◆ Set exercise
In the text of every row, switch "figure" to "drawing" and keep everything else unchanged. Leave the pictures out of your answer.

═══ Supplied material ═══

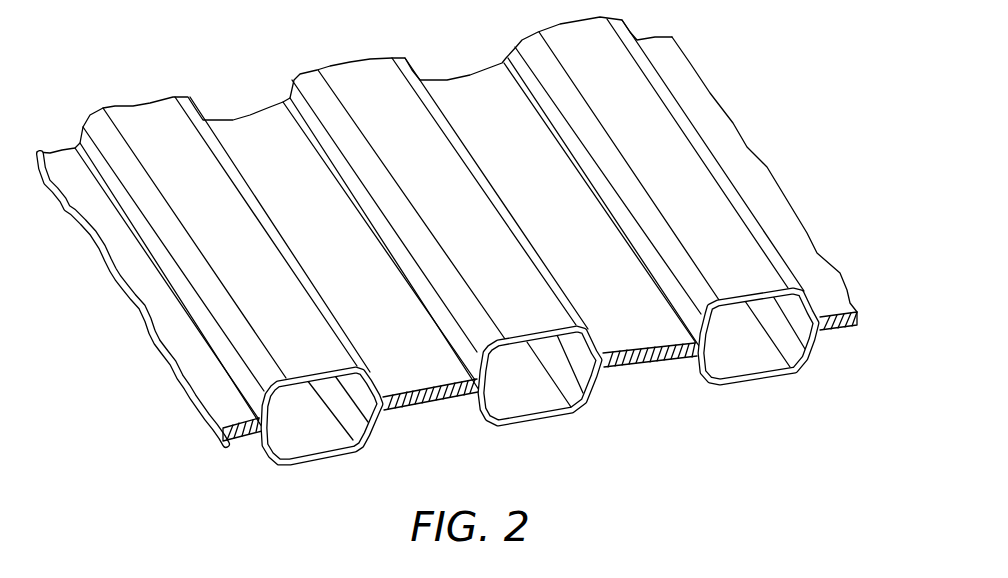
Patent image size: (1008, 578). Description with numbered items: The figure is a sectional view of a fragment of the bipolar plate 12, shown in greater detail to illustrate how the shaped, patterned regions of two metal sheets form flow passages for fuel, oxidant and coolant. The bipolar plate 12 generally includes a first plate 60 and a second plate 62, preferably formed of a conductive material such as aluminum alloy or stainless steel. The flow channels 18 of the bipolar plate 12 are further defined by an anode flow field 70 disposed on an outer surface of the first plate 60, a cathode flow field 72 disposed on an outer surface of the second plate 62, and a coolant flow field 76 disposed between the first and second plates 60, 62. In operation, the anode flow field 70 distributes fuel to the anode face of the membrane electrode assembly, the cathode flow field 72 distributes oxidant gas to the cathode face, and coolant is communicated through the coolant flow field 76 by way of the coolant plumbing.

The bipolar plate 12 is at (472, 260).
The flow channels 18 is at (668, 142).
The first plate 60 is at (817, 277).
The second plate 62 is at (242, 444).
The anode flow field 70 is at (380, 340).
The cathode flow field 72 is at (597, 393).
The coolant flow field 76 is at (797, 367).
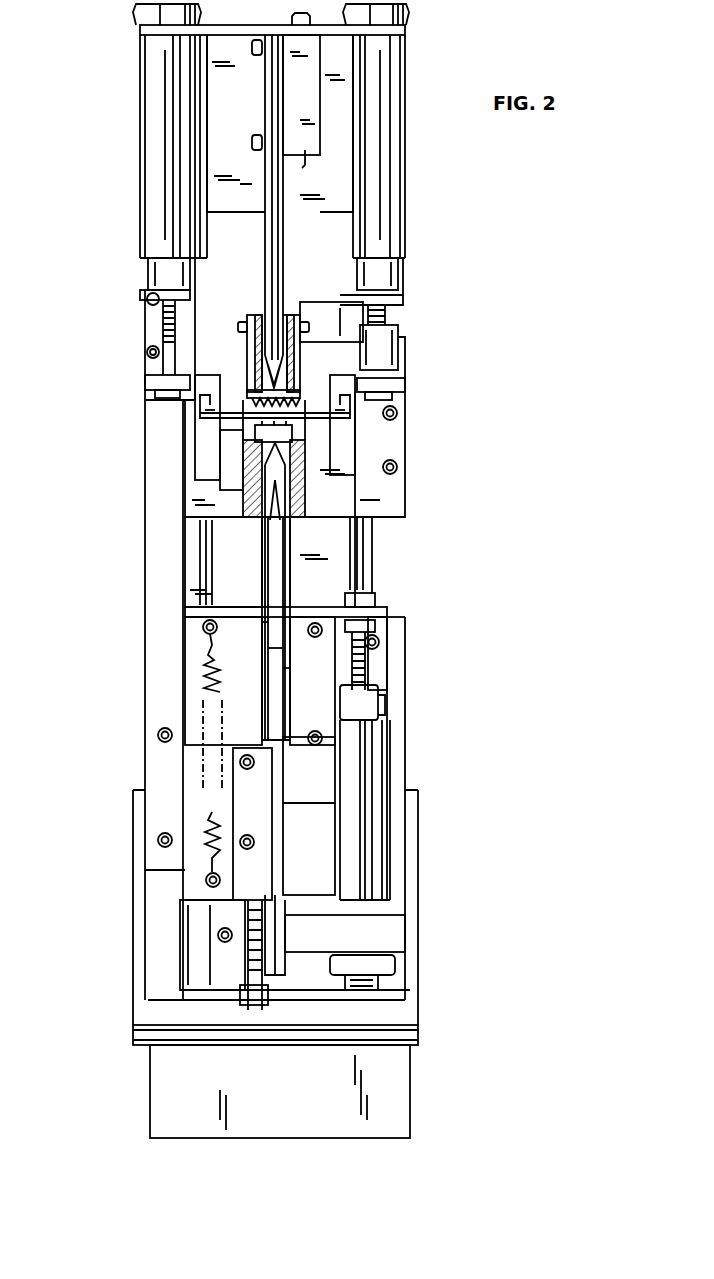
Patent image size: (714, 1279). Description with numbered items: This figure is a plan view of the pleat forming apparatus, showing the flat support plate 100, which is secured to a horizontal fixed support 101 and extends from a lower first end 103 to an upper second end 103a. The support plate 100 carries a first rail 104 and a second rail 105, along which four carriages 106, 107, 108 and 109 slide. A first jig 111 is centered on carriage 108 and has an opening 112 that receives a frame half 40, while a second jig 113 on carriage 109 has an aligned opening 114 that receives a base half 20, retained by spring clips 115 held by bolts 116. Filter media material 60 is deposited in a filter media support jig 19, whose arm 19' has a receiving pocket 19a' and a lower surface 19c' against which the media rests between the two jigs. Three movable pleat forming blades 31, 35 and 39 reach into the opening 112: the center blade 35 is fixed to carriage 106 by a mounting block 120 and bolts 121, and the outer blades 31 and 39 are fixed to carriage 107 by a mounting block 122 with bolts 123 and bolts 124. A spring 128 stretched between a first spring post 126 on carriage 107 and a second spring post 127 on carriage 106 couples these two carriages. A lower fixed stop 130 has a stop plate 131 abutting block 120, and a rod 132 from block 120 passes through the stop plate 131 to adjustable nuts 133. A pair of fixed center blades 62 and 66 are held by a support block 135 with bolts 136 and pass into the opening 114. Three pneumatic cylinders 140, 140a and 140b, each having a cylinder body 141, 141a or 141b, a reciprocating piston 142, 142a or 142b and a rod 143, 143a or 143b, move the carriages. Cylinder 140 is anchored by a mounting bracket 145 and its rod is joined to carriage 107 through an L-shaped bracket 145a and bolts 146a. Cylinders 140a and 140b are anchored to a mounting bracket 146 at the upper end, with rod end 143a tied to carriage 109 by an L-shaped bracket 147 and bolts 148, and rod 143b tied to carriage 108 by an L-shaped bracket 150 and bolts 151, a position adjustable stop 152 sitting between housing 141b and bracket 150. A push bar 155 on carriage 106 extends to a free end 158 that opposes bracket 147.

The upper second end 103a is at (418, 13).
The mounting bracket 146 is at (140, 28).
The cylinder body 141a is at (147, 105).
The pneumatic cylinder 140a is at (165, 143).
The cylinder housing 141b is at (405, 105).
The pneumatic cylinder 140b is at (385, 172).
The bolts 136 is at (255, 135).
The support block 135 is at (305, 157).
The fixed center blade 62 is at (265, 226).
The fixed center blade 66 is at (280, 228).
The second jig 113 is at (288, 315).
The bolts 116 is at (242, 324).
The spring clips 115 is at (247, 345).
The opening 114 is at (268, 350).
The base half 20 is at (250, 391).
The carriage 109 is at (400, 290).
The piston 142b is at (385, 312).
The piston rod 143b is at (385, 323).
The position adjustable stop 152 is at (382, 352).
The L-shaped bracket 150 is at (395, 385).
The bolts 148 is at (148, 298).
The piston 142a is at (162, 318).
The rod end 143a is at (165, 332).
The L-shaped bracket 147 is at (145, 380).
The push bar 155 is at (145, 530).
The free end 158 is at (145, 415).
The filter media support jig 19 is at (216, 453).
The lower surface 19c' is at (149, 405).
The filter media material receiving pocket 19a' is at (150, 424).
The arm 19' is at (162, 427).
The filter media material 60 is at (220, 432).
The frame half 40 is at (292, 433).
The bolts 151 is at (397, 413).
The carriage 108 is at (405, 497).
The first jig 111 is at (240, 512).
The opening 112 is at (262, 527).
The first rail 104 is at (185, 575).
The support plate 100 is at (374, 550).
The second rail 105 is at (374, 570).
The carriage 107 is at (405, 710).
The bolts 124 is at (240, 626).
The first spring post 126 is at (203, 628).
The spring 128 is at (205, 680).
The mounting block 122 is at (300, 614).
The bolts 123 is at (315, 730).
The outer pleat forming blade 31 is at (262, 626).
The center blade 35 is at (270, 649).
The outer pleat forming blade 39 is at (283, 668).
The L-shaped bracket 145a is at (375, 626).
The bolts 146a is at (379, 642).
The rod 143 is at (365, 661).
The reciprocating piston 142 is at (360, 676).
The cylinder body 141 is at (378, 748).
The pneumatic cylinder 140 is at (382, 765).
The second spring post 127 is at (206, 880).
The bolts 121 is at (247, 835).
The mounting block 120 is at (250, 866).
The stop plate 131 is at (262, 905).
The carriage 106 is at (418, 868).
The lower fixed stop 130 is at (295, 938).
The rod 132 is at (255, 1012).
The stop plate engaging nuts 133 is at (268, 996).
The mounting bracket 145 is at (390, 935).
The horizontal fixed support 101 is at (133, 1020).
The lower first end 103 is at (218, 1006).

═══

◆ Written reply
Patent image size: (1008, 578). Description with numbered items: The drawing is a sectional view of a fragment of the bipolar plate 12, shown in greater detail to illustrate how the shaped, patterned regions of two metal sheets form flow passages for fuel, oxidant and coolant. The bipolar plate 12 generally includes a first plate 60 and a second plate 62, preferably formed of a conductive material such as aluminum alloy or stainless steel. The flow channels 18 of the bipolar plate 12 are further defined by an anode flow field 70 disposed on an outer surface of the first plate 60, a cathode flow field 72 disposed on an outer surface of the second plate 62, and a coolant flow field 76 disposed between the first and second plates 60, 62. In operation, the anode flow field 70 distributes fuel to the anode face of the membrane electrode assembly, the cathode flow field 72 distributes oxidant gas to the cathode face, and coolant is communicated through the coolant flow field 76 by way of the coolant plumbing.

The bipolar plate 12 is at (472, 260).
The flow channels 18 is at (668, 142).
The first plate 60 is at (817, 277).
The second plate 62 is at (242, 444).
The anode flow field 70 is at (380, 340).
The cathode flow field 72 is at (597, 393).
The coolant flow field 76 is at (797, 367).
Patent image size: (714, 1279). Description with numbered items: This drawing is a plan view of the pleat forming apparatus, showing the flat support plate 100, which is secured to a horizontal fixed support 101 and extends from a lower first end 103 to an upper second end 103a. The support plate 100 carries a first rail 104 and a second rail 105, along which four carriages 106, 107, 108 and 109 slide. A first jig 111 is centered on carriage 108 and has an opening 112 that receives a frame half 40, while a second jig 113 on carriage 109 has an aligned opening 114 that receives a base half 20, retained by spring clips 115 held by bolts 116. Filter media material 60 is deposited in a filter media support jig 19, whose arm 19' has a receiving pocket 19a' and a lower surface 19c' against which the media rests between the two jigs. Three movable pleat forming blades 31, 35 and 39 reach into the opening 112: the center blade 35 is fixed to carriage 106 by a mounting block 120 and bolts 121, and the outer blades 31 and 39 are fixed to carriage 107 by a mounting block 122 with bolts 123 and bolts 124. A spring 128 stretched between a first spring post 126 on carriage 107 and a second spring post 127 on carriage 106 couples these two carriages. A lower fixed stop 130 has a stop plate 131 abutting block 120, and a rod 132 from block 120 passes through the stop plate 131 to adjustable nuts 133. A pair of fixed center blades 62 and 66 are held by a support block 135 with bolts 136 and pass into the opening 114. Three pneumatic cylinders 140, 140a and 140b, each having a cylinder body 141, 141a or 141b, a reciprocating piston 142, 142a or 142b and a rod 143, 143a or 143b, move the carriages. Cylinder 140 is anchored by a mounting bracket 145 and its rod is joined to carriage 107 through an L-shaped bracket 145a and bolts 146a. Cylinders 140a and 140b are anchored to a mounting bracket 146 at the upper end, with rod end 143a tied to carriage 109 by an L-shaped bracket 147 and bolts 148, and rod 143b tied to carriage 108 by an L-shaped bracket 150 and bolts 151, a position adjustable stop 152 sitting between housing 141b and bracket 150. A push bar 155 on carriage 106 extends to a free end 158 that opposes bracket 147.

The upper second end 103a is at (418, 13).
The mounting bracket 146 is at (140, 28).
The cylinder body 141a is at (147, 105).
The pneumatic cylinder 140a is at (165, 143).
The cylinder housing 141b is at (405, 105).
The pneumatic cylinder 140b is at (385, 172).
The bolts 136 is at (255, 135).
The support block 135 is at (305, 157).
The fixed center blade 62 is at (265, 226).
The fixed center blade 66 is at (280, 228).
The second jig 113 is at (288, 315).
The bolts 116 is at (242, 324).
The spring clips 115 is at (247, 345).
The opening 114 is at (268, 350).
The base half 20 is at (250, 391).
The carriage 109 is at (400, 290).
The piston 142b is at (385, 312).
The piston rod 143b is at (385, 323).
The position adjustable stop 152 is at (382, 352).
The L-shaped bracket 150 is at (395, 385).
The bolts 148 is at (148, 298).
The piston 142a is at (162, 318).
The rod end 143a is at (165, 332).
The L-shaped bracket 147 is at (145, 380).
The push bar 155 is at (145, 530).
The free end 158 is at (145, 415).
The filter media support jig 19 is at (216, 453).
The lower surface 19c' is at (149, 405).
The filter media material receiving pocket 19a' is at (150, 424).
The arm 19' is at (162, 427).
The filter media material 60 is at (220, 432).
The frame half 40 is at (292, 433).
The bolts 151 is at (397, 413).
The carriage 108 is at (405, 497).
The first jig 111 is at (240, 512).
The opening 112 is at (262, 527).
The first rail 104 is at (185, 575).
The support plate 100 is at (374, 550).
The second rail 105 is at (374, 570).
The carriage 107 is at (405, 710).
The bolts 124 is at (240, 626).
The first spring post 126 is at (203, 628).
The spring 128 is at (205, 680).
The mounting block 122 is at (300, 614).
The bolts 123 is at (315, 730).
The outer pleat forming blade 31 is at (262, 626).
The center blade 35 is at (270, 649).
The outer pleat forming blade 39 is at (283, 668).
The L-shaped bracket 145a is at (375, 626).
The bolts 146a is at (379, 642).
The rod 143 is at (365, 661).
The reciprocating piston 142 is at (360, 676).
The cylinder body 141 is at (378, 748).
The pneumatic cylinder 140 is at (382, 765).
The second spring post 127 is at (206, 880).
The bolts 121 is at (247, 835).
The mounting block 120 is at (250, 866).
The stop plate 131 is at (262, 905).
The carriage 106 is at (418, 868).
The lower fixed stop 130 is at (295, 938).
The rod 132 is at (255, 1012).
The stop plate engaging nuts 133 is at (268, 996).
The mounting bracket 145 is at (390, 935).
The horizontal fixed support 101 is at (133, 1020).
The lower first end 103 is at (218, 1006).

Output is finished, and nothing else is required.